Extracted records>
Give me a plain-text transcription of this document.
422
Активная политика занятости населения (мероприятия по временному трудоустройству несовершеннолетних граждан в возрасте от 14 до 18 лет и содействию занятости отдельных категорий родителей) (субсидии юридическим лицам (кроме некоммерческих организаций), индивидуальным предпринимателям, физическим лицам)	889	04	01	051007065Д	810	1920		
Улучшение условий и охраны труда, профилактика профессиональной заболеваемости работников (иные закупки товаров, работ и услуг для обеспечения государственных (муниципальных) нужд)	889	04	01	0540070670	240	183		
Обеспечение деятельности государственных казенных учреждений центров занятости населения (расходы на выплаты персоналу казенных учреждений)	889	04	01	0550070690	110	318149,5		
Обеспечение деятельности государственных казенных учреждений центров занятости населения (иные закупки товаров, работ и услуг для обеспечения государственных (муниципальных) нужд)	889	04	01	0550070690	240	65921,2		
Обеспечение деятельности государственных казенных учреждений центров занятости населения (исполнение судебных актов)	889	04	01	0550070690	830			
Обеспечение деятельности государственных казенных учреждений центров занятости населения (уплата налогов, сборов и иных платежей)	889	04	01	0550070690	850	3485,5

Directions for this task>
Copy all of the material word for word.

Final result>
Give me a plain-text transcription of this document.
422
Активная политика занятости населения (мероприятия по временному трудоустройству несовершеннолетних граждан в возрасте от 14 до 18 лет и содействию занятости отдельных категорий родителей) (субсидии юридическим лицам (кроме некоммерческих организаций), индивидуальным предпринимателям, физическим лицам)	889	04	01	051007065Д	810	1920		
Улучшение условий и охраны труда, профилактика профессиональной заболеваемости работников (иные закупки товаров, работ и услуг для обеспечения государственных (муниципальных) нужд)	889	04	01	0540070670	240	183		
Обеспечение деятельности государственных казенных учреждений центров занятости населения (расходы на выплаты персоналу казенных учреждений)	889	04	01	0550070690	110	318149,5		
Обеспечение деятельности государственных казенных учреждений центров занятости населения (иные закупки товаров, работ и услуг для обеспечения государственных (муниципальных) нужд)	889	04	01	0550070690	240	65921,2		
Обеспечение деятельности государственных казенных учреждений центров занятости населения (исполнение судебных актов)	889	04	01	0550070690	830			
Обеспечение деятельности государственных казенных учреждений центров занятости населения (уплата налогов, сборов и иных платежей)	889	04	01	0550070690	850	3485,5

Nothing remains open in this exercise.